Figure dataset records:
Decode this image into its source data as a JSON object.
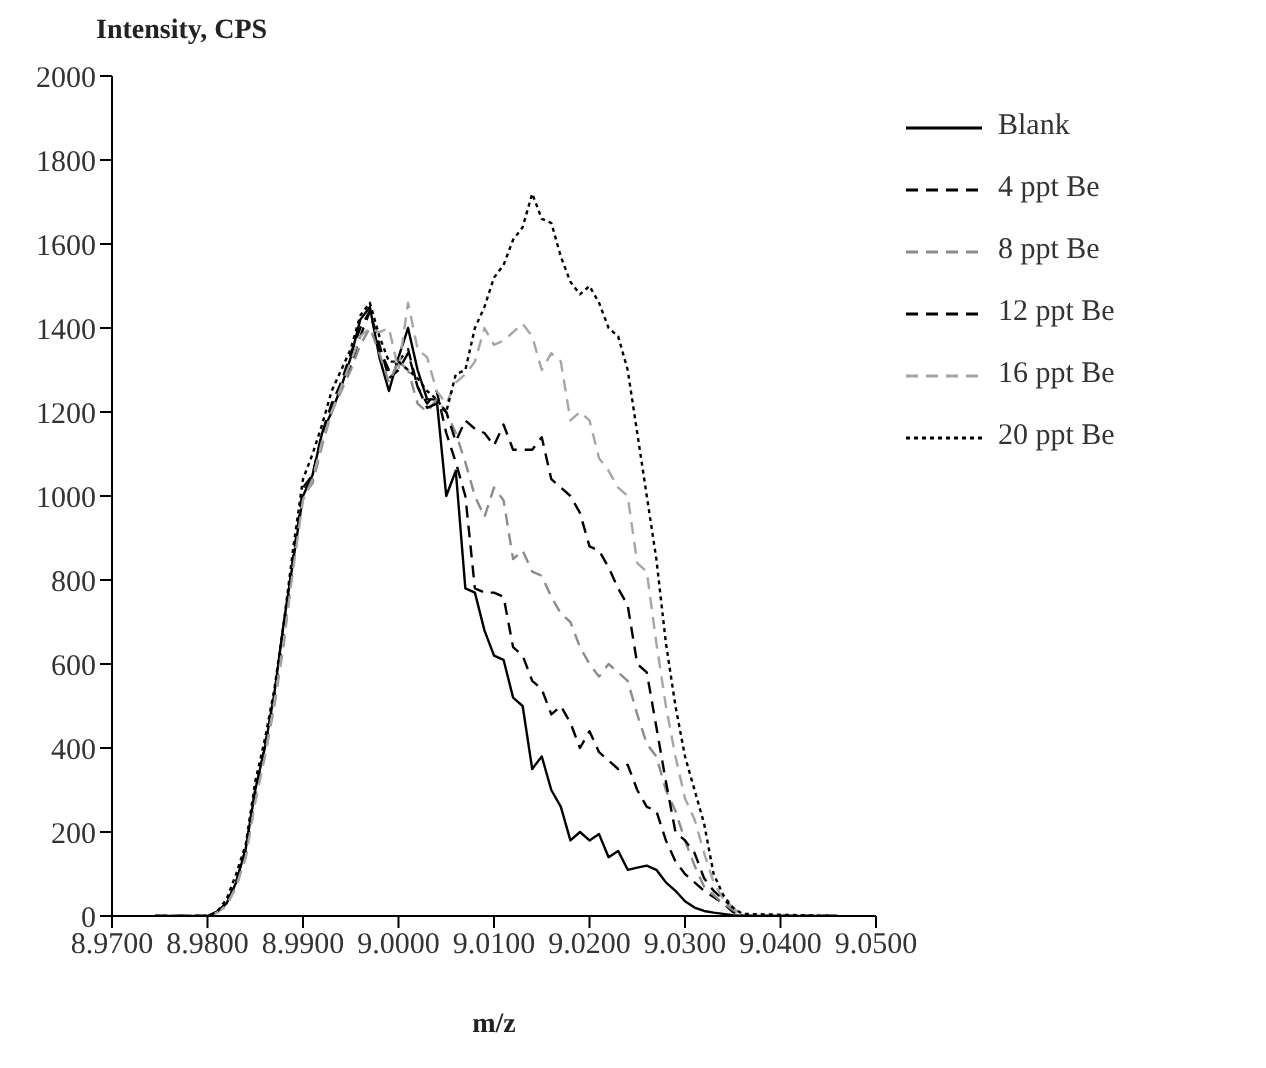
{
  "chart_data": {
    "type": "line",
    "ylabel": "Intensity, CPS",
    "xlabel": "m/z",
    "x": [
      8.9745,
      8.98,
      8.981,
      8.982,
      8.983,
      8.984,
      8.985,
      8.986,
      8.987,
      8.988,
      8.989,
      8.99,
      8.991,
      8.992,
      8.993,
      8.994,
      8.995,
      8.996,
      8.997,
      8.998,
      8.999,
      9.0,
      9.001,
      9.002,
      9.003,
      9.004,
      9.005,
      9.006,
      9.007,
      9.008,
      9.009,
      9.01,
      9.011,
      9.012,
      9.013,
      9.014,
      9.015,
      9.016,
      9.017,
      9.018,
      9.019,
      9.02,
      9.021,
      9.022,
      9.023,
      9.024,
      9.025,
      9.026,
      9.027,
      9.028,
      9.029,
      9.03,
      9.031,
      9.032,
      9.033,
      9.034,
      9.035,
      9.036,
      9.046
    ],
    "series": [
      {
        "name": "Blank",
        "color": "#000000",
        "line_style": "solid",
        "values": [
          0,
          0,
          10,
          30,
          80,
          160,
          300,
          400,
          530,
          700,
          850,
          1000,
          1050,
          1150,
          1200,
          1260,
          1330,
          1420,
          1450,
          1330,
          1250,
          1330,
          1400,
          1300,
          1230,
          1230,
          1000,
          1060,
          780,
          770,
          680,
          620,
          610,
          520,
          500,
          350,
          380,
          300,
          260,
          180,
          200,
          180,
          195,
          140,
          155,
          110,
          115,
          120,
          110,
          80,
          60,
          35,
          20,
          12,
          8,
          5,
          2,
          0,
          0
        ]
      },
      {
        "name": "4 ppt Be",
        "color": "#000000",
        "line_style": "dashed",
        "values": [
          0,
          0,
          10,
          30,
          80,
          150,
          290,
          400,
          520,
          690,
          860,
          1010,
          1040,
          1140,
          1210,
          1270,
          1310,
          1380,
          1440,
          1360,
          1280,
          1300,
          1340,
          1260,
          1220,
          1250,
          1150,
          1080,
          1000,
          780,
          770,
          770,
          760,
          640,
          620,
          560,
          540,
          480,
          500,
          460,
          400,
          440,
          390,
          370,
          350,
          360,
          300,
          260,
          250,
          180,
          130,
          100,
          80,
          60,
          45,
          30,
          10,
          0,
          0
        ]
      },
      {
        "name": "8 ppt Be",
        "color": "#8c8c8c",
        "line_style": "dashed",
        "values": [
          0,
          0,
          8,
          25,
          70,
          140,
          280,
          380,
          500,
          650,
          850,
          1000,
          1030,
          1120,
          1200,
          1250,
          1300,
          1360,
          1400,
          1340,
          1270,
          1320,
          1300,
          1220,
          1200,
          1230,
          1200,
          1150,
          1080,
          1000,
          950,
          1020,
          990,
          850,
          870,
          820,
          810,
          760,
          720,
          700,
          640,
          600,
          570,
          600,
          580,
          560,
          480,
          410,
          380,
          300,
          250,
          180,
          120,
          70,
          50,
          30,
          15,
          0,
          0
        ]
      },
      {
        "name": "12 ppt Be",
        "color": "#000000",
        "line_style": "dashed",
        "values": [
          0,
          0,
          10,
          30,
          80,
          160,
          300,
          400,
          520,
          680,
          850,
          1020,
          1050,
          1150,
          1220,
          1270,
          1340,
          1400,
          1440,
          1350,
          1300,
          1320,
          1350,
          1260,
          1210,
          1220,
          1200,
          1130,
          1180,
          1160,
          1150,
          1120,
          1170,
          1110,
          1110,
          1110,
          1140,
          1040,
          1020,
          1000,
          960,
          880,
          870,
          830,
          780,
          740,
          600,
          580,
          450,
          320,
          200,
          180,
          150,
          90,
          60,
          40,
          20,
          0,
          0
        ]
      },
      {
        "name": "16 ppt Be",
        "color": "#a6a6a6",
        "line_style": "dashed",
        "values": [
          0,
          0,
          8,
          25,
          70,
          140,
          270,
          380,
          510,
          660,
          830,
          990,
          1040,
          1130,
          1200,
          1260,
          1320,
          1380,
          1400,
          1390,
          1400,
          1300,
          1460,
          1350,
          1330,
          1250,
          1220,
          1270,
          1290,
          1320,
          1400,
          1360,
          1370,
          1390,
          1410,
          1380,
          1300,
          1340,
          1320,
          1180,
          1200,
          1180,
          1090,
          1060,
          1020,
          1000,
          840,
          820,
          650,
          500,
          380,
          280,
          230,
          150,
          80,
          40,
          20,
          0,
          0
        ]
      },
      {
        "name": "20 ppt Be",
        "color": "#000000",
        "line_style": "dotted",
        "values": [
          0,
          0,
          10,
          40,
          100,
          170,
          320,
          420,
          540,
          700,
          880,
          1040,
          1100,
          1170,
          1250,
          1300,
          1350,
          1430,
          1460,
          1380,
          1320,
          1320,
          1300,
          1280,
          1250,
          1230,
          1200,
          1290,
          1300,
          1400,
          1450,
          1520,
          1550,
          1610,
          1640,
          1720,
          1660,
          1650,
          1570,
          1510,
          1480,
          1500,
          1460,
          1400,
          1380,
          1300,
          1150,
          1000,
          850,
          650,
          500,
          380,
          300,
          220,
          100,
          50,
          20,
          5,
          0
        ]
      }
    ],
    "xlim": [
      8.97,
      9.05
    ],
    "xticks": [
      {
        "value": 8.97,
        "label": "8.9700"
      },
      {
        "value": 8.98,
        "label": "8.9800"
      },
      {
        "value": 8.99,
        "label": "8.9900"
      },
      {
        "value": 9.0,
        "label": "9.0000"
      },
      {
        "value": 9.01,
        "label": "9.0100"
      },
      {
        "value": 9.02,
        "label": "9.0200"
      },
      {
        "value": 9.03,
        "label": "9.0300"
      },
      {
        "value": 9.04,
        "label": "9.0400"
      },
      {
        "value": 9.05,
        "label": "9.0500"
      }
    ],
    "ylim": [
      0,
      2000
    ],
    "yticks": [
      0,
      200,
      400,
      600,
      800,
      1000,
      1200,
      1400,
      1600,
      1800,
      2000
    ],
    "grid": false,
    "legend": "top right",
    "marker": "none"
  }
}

## The exercise
Make an exact copy of the data, leaving its pictures out.

## Answer for this exercise
Decode this image into its source data as a JSON object.
{
  "chart_data": {
    "type": "line",
    "ylabel": "Intensity, CPS",
    "xlabel": "m/z",
    "x": [
      8.9745,
      8.98,
      8.981,
      8.982,
      8.983,
      8.984,
      8.985,
      8.986,
      8.987,
      8.988,
      8.989,
      8.99,
      8.991,
      8.992,
      8.993,
      8.994,
      8.995,
      8.996,
      8.997,
      8.998,
      8.999,
      9.0,
      9.001,
      9.002,
      9.003,
      9.004,
      9.005,
      9.006,
      9.007,
      9.008,
      9.009,
      9.01,
      9.011,
      9.012,
      9.013,
      9.014,
      9.015,
      9.016,
      9.017,
      9.018,
      9.019,
      9.02,
      9.021,
      9.022,
      9.023,
      9.024,
      9.025,
      9.026,
      9.027,
      9.028,
      9.029,
      9.03,
      9.031,
      9.032,
      9.033,
      9.034,
      9.035,
      9.036,
      9.046
    ],
    "series": [
      {
        "name": "Blank",
        "color": "#000000",
        "line_style": "solid",
        "values": [
          0,
          0,
          10,
          30,
          80,
          160,
          300,
          400,
          530,
          700,
          850,
          1000,
          1050,
          1150,
          1200,
          1260,
          1330,
          1420,
          1450,
          1330,
          1250,
          1330,
          1400,
          1300,
          1230,
          1230,
          1000,
          1060,
          780,
          770,
          680,
          620,
          610,
          520,
          500,
          350,
          380,
          300,
          260,
          180,
          200,
          180,
          195,
          140,
          155,
          110,
          115,
          120,
          110,
          80,
          60,
          35,
          20,
          12,
          8,
          5,
          2,
          0,
          0
        ]
      },
      {
        "name": "4 ppt Be",
        "color": "#000000",
        "line_style": "dashed",
        "values": [
          0,
          0,
          10,
          30,
          80,
          150,
          290,
          400,
          520,
          690,
          860,
          1010,
          1040,
          1140,
          1210,
          1270,
          1310,
          1380,
          1440,
          1360,
          1280,
          1300,
          1340,
          1260,
          1220,
          1250,
          1150,
          1080,
          1000,
          780,
          770,
          770,
          760,
          640,
          620,
          560,
          540,
          480,
          500,
          460,
          400,
          440,
          390,
          370,
          350,
          360,
          300,
          260,
          250,
          180,
          130,
          100,
          80,
          60,
          45,
          30,
          10,
          0,
          0
        ]
      },
      {
        "name": "8 ppt Be",
        "color": "#8c8c8c",
        "line_style": "dashed",
        "values": [
          0,
          0,
          8,
          25,
          70,
          140,
          280,
          380,
          500,
          650,
          850,
          1000,
          1030,
          1120,
          1200,
          1250,
          1300,
          1360,
          1400,
          1340,
          1270,
          1320,
          1300,
          1220,
          1200,
          1230,
          1200,
          1150,
          1080,
          1000,
          950,
          1020,
          990,
          850,
          870,
          820,
          810,
          760,
          720,
          700,
          640,
          600,
          570,
          600,
          580,
          560,
          480,
          410,
          380,
          300,
          250,
          180,
          120,
          70,
          50,
          30,
          15,
          0,
          0
        ]
      },
      {
        "name": "12 ppt Be",
        "color": "#000000",
        "line_style": "dashed",
        "values": [
          0,
          0,
          10,
          30,
          80,
          160,
          300,
          400,
          520,
          680,
          850,
          1020,
          1050,
          1150,
          1220,
          1270,
          1340,
          1400,
          1440,
          1350,
          1300,
          1320,
          1350,
          1260,
          1210,
          1220,
          1200,
          1130,
          1180,
          1160,
          1150,
          1120,
          1170,
          1110,
          1110,
          1110,
          1140,
          1040,
          1020,
          1000,
          960,
          880,
          870,
          830,
          780,
          740,
          600,
          580,
          450,
          320,
          200,
          180,
          150,
          90,
          60,
          40,
          20,
          0,
          0
        ]
      },
      {
        "name": "16 ppt Be",
        "color": "#a6a6a6",
        "line_style": "dashed",
        "values": [
          0,
          0,
          8,
          25,
          70,
          140,
          270,
          380,
          510,
          660,
          830,
          990,
          1040,
          1130,
          1200,
          1260,
          1320,
          1380,
          1400,
          1390,
          1400,
          1300,
          1460,
          1350,
          1330,
          1250,
          1220,
          1270,
          1290,
          1320,
          1400,
          1360,
          1370,
          1390,
          1410,
          1380,
          1300,
          1340,
          1320,
          1180,
          1200,
          1180,
          1090,
          1060,
          1020,
          1000,
          840,
          820,
          650,
          500,
          380,
          280,
          230,
          150,
          80,
          40,
          20,
          0,
          0
        ]
      },
      {
        "name": "20 ppt Be",
        "color": "#000000",
        "line_style": "dotted",
        "values": [
          0,
          0,
          10,
          40,
          100,
          170,
          320,
          420,
          540,
          700,
          880,
          1040,
          1100,
          1170,
          1250,
          1300,
          1350,
          1430,
          1460,
          1380,
          1320,
          1320,
          1300,
          1280,
          1250,
          1230,
          1200,
          1290,
          1300,
          1400,
          1450,
          1520,
          1550,
          1610,
          1640,
          1720,
          1660,
          1650,
          1570,
          1510,
          1480,
          1500,
          1460,
          1400,
          1380,
          1300,
          1150,
          1000,
          850,
          650,
          500,
          380,
          300,
          220,
          100,
          50,
          20,
          5,
          0
        ]
      }
    ],
    "xlim": [
      8.97,
      9.05
    ],
    "xticks": [
      {
        "value": 8.97,
        "label": "8.9700"
      },
      {
        "value": 8.98,
        "label": "8.9800"
      },
      {
        "value": 8.99,
        "label": "8.9900"
      },
      {
        "value": 9.0,
        "label": "9.0000"
      },
      {
        "value": 9.01,
        "label": "9.0100"
      },
      {
        "value": 9.02,
        "label": "9.0200"
      },
      {
        "value": 9.03,
        "label": "9.0300"
      },
      {
        "value": 9.04,
        "label": "9.0400"
      },
      {
        "value": 9.05,
        "label": "9.0500"
      }
    ],
    "ylim": [
      0,
      2000
    ],
    "yticks": [
      0,
      200,
      400,
      600,
      800,
      1000,
      1200,
      1400,
      1600,
      1800,
      2000
    ],
    "grid": false,
    "legend": "top right",
    "marker": "none"
  }
}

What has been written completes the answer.